> PROVIDED RECORDS
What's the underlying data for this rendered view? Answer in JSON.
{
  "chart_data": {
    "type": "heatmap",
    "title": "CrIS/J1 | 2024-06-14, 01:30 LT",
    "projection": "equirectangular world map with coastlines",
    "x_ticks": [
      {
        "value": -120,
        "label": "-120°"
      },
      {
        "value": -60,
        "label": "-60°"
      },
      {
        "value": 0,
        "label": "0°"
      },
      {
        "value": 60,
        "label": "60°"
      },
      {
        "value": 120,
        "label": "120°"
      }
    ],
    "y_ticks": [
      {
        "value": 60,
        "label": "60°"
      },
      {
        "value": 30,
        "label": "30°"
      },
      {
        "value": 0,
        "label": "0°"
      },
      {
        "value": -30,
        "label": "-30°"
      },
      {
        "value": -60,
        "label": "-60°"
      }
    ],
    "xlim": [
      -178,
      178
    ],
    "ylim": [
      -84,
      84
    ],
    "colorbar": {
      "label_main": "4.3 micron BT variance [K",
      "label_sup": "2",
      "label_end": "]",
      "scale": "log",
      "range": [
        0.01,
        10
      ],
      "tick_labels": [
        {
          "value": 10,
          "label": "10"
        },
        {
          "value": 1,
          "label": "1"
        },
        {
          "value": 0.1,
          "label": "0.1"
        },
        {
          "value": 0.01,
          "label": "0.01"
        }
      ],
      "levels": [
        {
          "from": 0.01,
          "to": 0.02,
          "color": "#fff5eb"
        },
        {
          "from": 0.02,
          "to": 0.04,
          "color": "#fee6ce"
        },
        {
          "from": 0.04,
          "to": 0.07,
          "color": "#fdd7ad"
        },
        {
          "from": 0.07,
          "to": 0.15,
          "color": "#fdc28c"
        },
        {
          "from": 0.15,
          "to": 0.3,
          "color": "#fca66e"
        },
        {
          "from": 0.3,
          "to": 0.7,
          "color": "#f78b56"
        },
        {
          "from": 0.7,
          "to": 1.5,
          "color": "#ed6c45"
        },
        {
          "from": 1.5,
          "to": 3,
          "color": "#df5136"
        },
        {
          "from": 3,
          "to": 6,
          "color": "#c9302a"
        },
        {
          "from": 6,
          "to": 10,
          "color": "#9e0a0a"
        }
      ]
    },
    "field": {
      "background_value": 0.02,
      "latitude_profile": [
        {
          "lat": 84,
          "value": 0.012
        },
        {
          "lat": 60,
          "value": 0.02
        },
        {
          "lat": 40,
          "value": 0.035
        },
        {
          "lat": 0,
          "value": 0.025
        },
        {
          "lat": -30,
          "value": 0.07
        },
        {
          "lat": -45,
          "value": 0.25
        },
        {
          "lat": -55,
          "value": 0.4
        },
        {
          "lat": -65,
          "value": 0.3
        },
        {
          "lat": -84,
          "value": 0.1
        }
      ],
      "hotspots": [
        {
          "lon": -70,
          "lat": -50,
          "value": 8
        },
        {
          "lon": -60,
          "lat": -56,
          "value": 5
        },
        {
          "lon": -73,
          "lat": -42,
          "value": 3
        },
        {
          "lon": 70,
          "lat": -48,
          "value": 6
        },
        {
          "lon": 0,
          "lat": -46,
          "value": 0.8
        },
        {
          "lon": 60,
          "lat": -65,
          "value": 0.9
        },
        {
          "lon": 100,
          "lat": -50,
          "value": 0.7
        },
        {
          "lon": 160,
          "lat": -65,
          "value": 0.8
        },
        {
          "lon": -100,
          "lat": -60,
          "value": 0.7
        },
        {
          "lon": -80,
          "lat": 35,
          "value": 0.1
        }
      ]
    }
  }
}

> TASK REQUIREMENTS
Give the records above again, word for word.

> EXPECTED OUTPUT
What's the underlying data for this rendered view? Answer in JSON.
{
  "chart_data": {
    "type": "heatmap",
    "title": "CrIS/J1 | 2024-06-14, 01:30 LT",
    "projection": "equirectangular world map with coastlines",
    "x_ticks": [
      {
        "value": -120,
        "label": "-120°"
      },
      {
        "value": -60,
        "label": "-60°"
      },
      {
        "value": 0,
        "label": "0°"
      },
      {
        "value": 60,
        "label": "60°"
      },
      {
        "value": 120,
        "label": "120°"
      }
    ],
    "y_ticks": [
      {
        "value": 60,
        "label": "60°"
      },
      {
        "value": 30,
        "label": "30°"
      },
      {
        "value": 0,
        "label": "0°"
      },
      {
        "value": -30,
        "label": "-30°"
      },
      {
        "value": -60,
        "label": "-60°"
      }
    ],
    "xlim": [
      -178,
      178
    ],
    "ylim": [
      -84,
      84
    ],
    "colorbar": {
      "label_main": "4.3 micron BT variance [K",
      "label_sup": "2",
      "label_end": "]",
      "scale": "log",
      "range": [
        0.01,
        10
      ],
      "tick_labels": [
        {
          "value": 10,
          "label": "10"
        },
        {
          "value": 1,
          "label": "1"
        },
        {
          "value": 0.1,
          "label": "0.1"
        },
        {
          "value": 0.01,
          "label": "0.01"
        }
      ],
      "levels": [
        {
          "from": 0.01,
          "to": 0.02,
          "color": "#fff5eb"
        },
        {
          "from": 0.02,
          "to": 0.04,
          "color": "#fee6ce"
        },
        {
          "from": 0.04,
          "to": 0.07,
          "color": "#fdd7ad"
        },
        {
          "from": 0.07,
          "to": 0.15,
          "color": "#fdc28c"
        },
        {
          "from": 0.15,
          "to": 0.3,
          "color": "#fca66e"
        },
        {
          "from": 0.3,
          "to": 0.7,
          "color": "#f78b56"
        },
        {
          "from": 0.7,
          "to": 1.5,
          "color": "#ed6c45"
        },
        {
          "from": 1.5,
          "to": 3,
          "color": "#df5136"
        },
        {
          "from": 3,
          "to": 6,
          "color": "#c9302a"
        },
        {
          "from": 6,
          "to": 10,
          "color": "#9e0a0a"
        }
      ]
    },
    "field": {
      "background_value": 0.02,
      "latitude_profile": [
        {
          "lat": 84,
          "value": 0.012
        },
        {
          "lat": 60,
          "value": 0.02
        },
        {
          "lat": 40,
          "value": 0.035
        },
        {
          "lat": 0,
          "value": 0.025
        },
        {
          "lat": -30,
          "value": 0.07
        },
        {
          "lat": -45,
          "value": 0.25
        },
        {
          "lat": -55,
          "value": 0.4
        },
        {
          "lat": -65,
          "value": 0.3
        },
        {
          "lat": -84,
          "value": 0.1
        }
      ],
      "hotspots": [
        {
          "lon": -70,
          "lat": -50,
          "value": 8
        },
        {
          "lon": -60,
          "lat": -56,
          "value": 5
        },
        {
          "lon": -73,
          "lat": -42,
          "value": 3
        },
        {
          "lon": 70,
          "lat": -48,
          "value": 6
        },
        {
          "lon": 0,
          "lat": -46,
          "value": 0.8
        },
        {
          "lon": 60,
          "lat": -65,
          "value": 0.9
        },
        {
          "lon": 100,
          "lat": -50,
          "value": 0.7
        },
        {
          "lon": 160,
          "lat": -65,
          "value": 0.8
        },
        {
          "lon": -100,
          "lat": -60,
          "value": 0.7
        },
        {
          "lon": -80,
          "lat": 35,
          "value": 0.1
        }
      ]
    }
  }
}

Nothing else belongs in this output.